### Challenge
Output the data that follows exactly, line for line.

:: Stored data ::

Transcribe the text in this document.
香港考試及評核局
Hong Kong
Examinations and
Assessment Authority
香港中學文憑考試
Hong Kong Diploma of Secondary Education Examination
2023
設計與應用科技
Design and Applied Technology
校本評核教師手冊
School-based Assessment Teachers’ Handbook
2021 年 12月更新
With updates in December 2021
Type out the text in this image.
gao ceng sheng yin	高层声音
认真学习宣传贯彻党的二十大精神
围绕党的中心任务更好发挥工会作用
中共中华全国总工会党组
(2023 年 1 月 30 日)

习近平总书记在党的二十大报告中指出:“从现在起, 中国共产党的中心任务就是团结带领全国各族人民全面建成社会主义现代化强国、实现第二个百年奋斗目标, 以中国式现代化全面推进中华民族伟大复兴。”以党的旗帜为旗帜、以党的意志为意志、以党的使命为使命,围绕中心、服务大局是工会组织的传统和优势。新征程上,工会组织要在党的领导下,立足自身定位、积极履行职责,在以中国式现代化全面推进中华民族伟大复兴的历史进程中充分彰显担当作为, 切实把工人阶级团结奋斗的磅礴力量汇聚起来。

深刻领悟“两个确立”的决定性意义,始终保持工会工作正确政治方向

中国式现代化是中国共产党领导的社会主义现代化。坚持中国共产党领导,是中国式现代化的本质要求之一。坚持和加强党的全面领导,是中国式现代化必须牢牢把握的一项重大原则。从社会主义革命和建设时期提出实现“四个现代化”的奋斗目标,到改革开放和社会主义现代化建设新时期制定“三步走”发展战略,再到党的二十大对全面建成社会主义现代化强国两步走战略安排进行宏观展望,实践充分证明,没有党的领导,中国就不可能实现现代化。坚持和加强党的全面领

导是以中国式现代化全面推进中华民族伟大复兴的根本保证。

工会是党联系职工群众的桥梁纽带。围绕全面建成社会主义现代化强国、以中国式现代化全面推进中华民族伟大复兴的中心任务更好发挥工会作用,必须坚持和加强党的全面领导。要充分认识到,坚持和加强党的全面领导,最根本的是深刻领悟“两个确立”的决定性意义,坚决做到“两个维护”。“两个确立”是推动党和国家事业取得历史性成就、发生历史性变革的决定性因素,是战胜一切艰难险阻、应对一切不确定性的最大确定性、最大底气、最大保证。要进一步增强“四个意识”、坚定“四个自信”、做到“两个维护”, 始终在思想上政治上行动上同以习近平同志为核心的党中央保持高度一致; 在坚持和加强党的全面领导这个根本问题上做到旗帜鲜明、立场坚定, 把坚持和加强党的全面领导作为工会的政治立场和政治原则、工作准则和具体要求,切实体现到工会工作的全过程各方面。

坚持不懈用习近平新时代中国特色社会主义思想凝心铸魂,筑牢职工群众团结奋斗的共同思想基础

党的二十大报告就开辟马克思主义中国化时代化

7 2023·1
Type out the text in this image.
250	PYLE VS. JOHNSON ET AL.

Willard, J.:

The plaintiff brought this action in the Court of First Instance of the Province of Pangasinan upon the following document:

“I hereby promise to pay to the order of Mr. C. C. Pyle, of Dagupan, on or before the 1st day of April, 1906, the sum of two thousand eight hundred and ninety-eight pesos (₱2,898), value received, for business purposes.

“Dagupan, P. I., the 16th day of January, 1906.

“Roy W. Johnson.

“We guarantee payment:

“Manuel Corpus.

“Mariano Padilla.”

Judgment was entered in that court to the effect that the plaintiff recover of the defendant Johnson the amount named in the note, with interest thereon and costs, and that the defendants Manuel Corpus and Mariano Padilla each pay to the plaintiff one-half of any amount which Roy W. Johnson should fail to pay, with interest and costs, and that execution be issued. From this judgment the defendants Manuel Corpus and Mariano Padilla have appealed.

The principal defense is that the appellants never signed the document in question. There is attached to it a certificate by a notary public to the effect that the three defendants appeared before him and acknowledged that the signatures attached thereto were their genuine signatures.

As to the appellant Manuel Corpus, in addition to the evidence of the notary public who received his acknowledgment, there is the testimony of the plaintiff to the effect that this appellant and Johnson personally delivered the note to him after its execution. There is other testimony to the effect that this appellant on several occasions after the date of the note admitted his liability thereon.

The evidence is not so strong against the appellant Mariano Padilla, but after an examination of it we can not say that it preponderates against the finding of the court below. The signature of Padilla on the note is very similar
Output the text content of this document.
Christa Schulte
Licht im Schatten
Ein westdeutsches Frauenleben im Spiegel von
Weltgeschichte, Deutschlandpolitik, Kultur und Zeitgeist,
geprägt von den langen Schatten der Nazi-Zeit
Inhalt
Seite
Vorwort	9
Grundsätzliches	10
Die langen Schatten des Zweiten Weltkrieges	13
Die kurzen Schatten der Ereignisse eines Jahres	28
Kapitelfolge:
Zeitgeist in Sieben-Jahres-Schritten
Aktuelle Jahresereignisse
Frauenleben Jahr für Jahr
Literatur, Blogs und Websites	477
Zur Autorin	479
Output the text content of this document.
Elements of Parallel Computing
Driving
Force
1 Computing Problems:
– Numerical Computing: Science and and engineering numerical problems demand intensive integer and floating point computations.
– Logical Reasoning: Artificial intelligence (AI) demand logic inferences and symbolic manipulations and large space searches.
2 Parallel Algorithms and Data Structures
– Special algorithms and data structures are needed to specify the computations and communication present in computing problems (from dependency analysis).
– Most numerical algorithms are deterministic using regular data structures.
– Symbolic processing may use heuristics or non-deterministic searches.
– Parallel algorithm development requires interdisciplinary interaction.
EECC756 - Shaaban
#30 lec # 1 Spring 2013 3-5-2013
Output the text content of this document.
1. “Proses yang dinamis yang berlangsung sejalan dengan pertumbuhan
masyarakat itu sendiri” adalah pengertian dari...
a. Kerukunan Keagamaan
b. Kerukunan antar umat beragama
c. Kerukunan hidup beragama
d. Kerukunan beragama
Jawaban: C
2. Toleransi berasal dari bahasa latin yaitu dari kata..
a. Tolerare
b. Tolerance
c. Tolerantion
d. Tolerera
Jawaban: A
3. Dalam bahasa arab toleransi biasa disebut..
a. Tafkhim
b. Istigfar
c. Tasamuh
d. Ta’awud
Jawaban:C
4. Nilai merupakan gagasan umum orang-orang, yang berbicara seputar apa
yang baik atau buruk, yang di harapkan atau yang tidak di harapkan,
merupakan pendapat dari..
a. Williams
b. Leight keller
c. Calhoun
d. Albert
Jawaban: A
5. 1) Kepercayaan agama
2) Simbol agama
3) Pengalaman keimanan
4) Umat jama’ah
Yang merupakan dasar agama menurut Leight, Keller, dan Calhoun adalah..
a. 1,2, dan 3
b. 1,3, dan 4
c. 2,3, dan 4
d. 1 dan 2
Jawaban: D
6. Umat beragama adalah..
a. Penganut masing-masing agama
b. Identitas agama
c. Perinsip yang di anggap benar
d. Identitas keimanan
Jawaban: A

:::

### Response to this exercise
Transcribe the text in this document.
香港考試及評核局
Hong Kong
Examinations and
Assessment Authority
香港中學文憑考試
Hong Kong Diploma of Secondary Education Examination
2023
設計與應用科技
Design and Applied Technology
校本評核教師手冊
School-based Assessment Teachers’ Handbook
2021 年 12月更新
With updates in December 2021
Type out the text in this image.
gao ceng sheng yin	高层声音
认真学习宣传贯彻党的二十大精神
围绕党的中心任务更好发挥工会作用
中共中华全国总工会党组
(2023 年 1 月 30 日)

习近平总书记在党的二十大报告中指出:“从现在起, 中国共产党的中心任务就是团结带领全国各族人民全面建成社会主义现代化强国、实现第二个百年奋斗目标, 以中国式现代化全面推进中华民族伟大复兴。”以党的旗帜为旗帜、以党的意志为意志、以党的使命为使命,围绕中心、服务大局是工会组织的传统和优势。新征程上,工会组织要在党的领导下,立足自身定位、积极履行职责,在以中国式现代化全面推进中华民族伟大复兴的历史进程中充分彰显担当作为, 切实把工人阶级团结奋斗的磅礴力量汇聚起来。

深刻领悟“两个确立”的决定性意义,始终保持工会工作正确政治方向

中国式现代化是中国共产党领导的社会主义现代化。坚持中国共产党领导,是中国式现代化的本质要求之一。坚持和加强党的全面领导,是中国式现代化必须牢牢把握的一项重大原则。从社会主义革命和建设时期提出实现“四个现代化”的奋斗目标,到改革开放和社会主义现代化建设新时期制定“三步走”发展战略,再到党的二十大对全面建成社会主义现代化强国两步走战略安排进行宏观展望,实践充分证明,没有党的领导,中国就不可能实现现代化。坚持和加强党的全面领

导是以中国式现代化全面推进中华民族伟大复兴的根本保证。

工会是党联系职工群众的桥梁纽带。围绕全面建成社会主义现代化强国、以中国式现代化全面推进中华民族伟大复兴的中心任务更好发挥工会作用,必须坚持和加强党的全面领导。要充分认识到,坚持和加强党的全面领导,最根本的是深刻领悟“两个确立”的决定性意义,坚决做到“两个维护”。“两个确立”是推动党和国家事业取得历史性成就、发生历史性变革的决定性因素,是战胜一切艰难险阻、应对一切不确定性的最大确定性、最大底气、最大保证。要进一步增强“四个意识”、坚定“四个自信”、做到“两个维护”, 始终在思想上政治上行动上同以习近平同志为核心的党中央保持高度一致; 在坚持和加强党的全面领导这个根本问题上做到旗帜鲜明、立场坚定, 把坚持和加强党的全面领导作为工会的政治立场和政治原则、工作准则和具体要求,切实体现到工会工作的全过程各方面。

坚持不懈用习近平新时代中国特色社会主义思想凝心铸魂,筑牢职工群众团结奋斗的共同思想基础

党的二十大报告就开辟马克思主义中国化时代化

7 2023·1
Type out the text in this image.
250	PYLE VS. JOHNSON ET AL.

Willard, J.:

The plaintiff brought this action in the Court of First Instance of the Province of Pangasinan upon the following document:

“I hereby promise to pay to the order of Mr. C. C. Pyle, of Dagupan, on or before the 1st day of April, 1906, the sum of two thousand eight hundred and ninety-eight pesos (₱2,898), value received, for business purposes.

“Dagupan, P. I., the 16th day of January, 1906.

“Roy W. Johnson.

“We guarantee payment:

“Manuel Corpus.

“Mariano Padilla.”

Judgment was entered in that court to the effect that the plaintiff recover of the defendant Johnson the amount named in the note, with interest thereon and costs, and that the defendants Manuel Corpus and Mariano Padilla each pay to the plaintiff one-half of any amount which Roy W. Johnson should fail to pay, with interest and costs, and that execution be issued. From this judgment the defendants Manuel Corpus and Mariano Padilla have appealed.

The principal defense is that the appellants never signed the document in question. There is attached to it a certificate by a notary public to the effect that the three defendants appeared before him and acknowledged that the signatures attached thereto were their genuine signatures.

As to the appellant Manuel Corpus, in addition to the evidence of the notary public who received his acknowledgment, there is the testimony of the plaintiff to the effect that this appellant and Johnson personally delivered the note to him after its execution. There is other testimony to the effect that this appellant on several occasions after the date of the note admitted his liability thereon.

The evidence is not so strong against the appellant Mariano Padilla, but after an examination of it we can not say that it preponderates against the finding of the court below. The signature of Padilla on the note is very similar
Output the text content of this document.
Christa Schulte
Licht im Schatten
Ein westdeutsches Frauenleben im Spiegel von
Weltgeschichte, Deutschlandpolitik, Kultur und Zeitgeist,
geprägt von den langen Schatten der Nazi-Zeit
Inhalt
Seite
Vorwort	9
Grundsätzliches	10
Die langen Schatten des Zweiten Weltkrieges	13
Die kurzen Schatten der Ereignisse eines Jahres	28
Kapitelfolge:
Zeitgeist in Sieben-Jahres-Schritten
Aktuelle Jahresereignisse
Frauenleben Jahr für Jahr
Literatur, Blogs und Websites	477
Zur Autorin	479
Output the text content of this document.
Elements of Parallel Computing
Driving
Force
1 Computing Problems:
– Numerical Computing: Science and and engineering numerical problems demand intensive integer and floating point computations.
– Logical Reasoning: Artificial intelligence (AI) demand logic inferences and symbolic manipulations and large space searches.
2 Parallel Algorithms and Data Structures
– Special algorithms and data structures are needed to specify the computations and communication present in computing problems (from dependency analysis).
– Most numerical algorithms are deterministic using regular data structures.
– Symbolic processing may use heuristics or non-deterministic searches.
– Parallel algorithm development requires interdisciplinary interaction.
EECC756 - Shaaban
#30 lec # 1 Spring 2013 3-5-2013
Output the text content of this document.
1. “Proses yang dinamis yang berlangsung sejalan dengan pertumbuhan
masyarakat itu sendiri” adalah pengertian dari...
a. Kerukunan Keagamaan
b. Kerukunan antar umat beragama
c. Kerukunan hidup beragama
d. Kerukunan beragama
Jawaban: C
2. Toleransi berasal dari bahasa latin yaitu dari kata..
a. Tolerare
b. Tolerance
c. Tolerantion
d. Tolerera
Jawaban: A
3. Dalam bahasa arab toleransi biasa disebut..
a. Tafkhim
b. Istigfar
c. Tasamuh
d. Ta’awud
Jawaban:C
4. Nilai merupakan gagasan umum orang-orang, yang berbicara seputar apa
yang baik atau buruk, yang di harapkan atau yang tidak di harapkan,
merupakan pendapat dari..
a. Williams
b. Leight keller
c. Calhoun
d. Albert
Jawaban: A
5. 1) Kepercayaan agama
2) Simbol agama
3) Pengalaman keimanan
4) Umat jama’ah
Yang merupakan dasar agama menurut Leight, Keller, dan Calhoun adalah..
a. 1,2, dan 3
b. 1,3, dan 4
c. 2,3, dan 4
d. 1 dan 2
Jawaban: D
6. Umat beragama adalah..
a. Penganut masing-masing agama
b. Identitas agama
c. Perinsip yang di anggap benar
d. Identitas keimanan
Jawaban: A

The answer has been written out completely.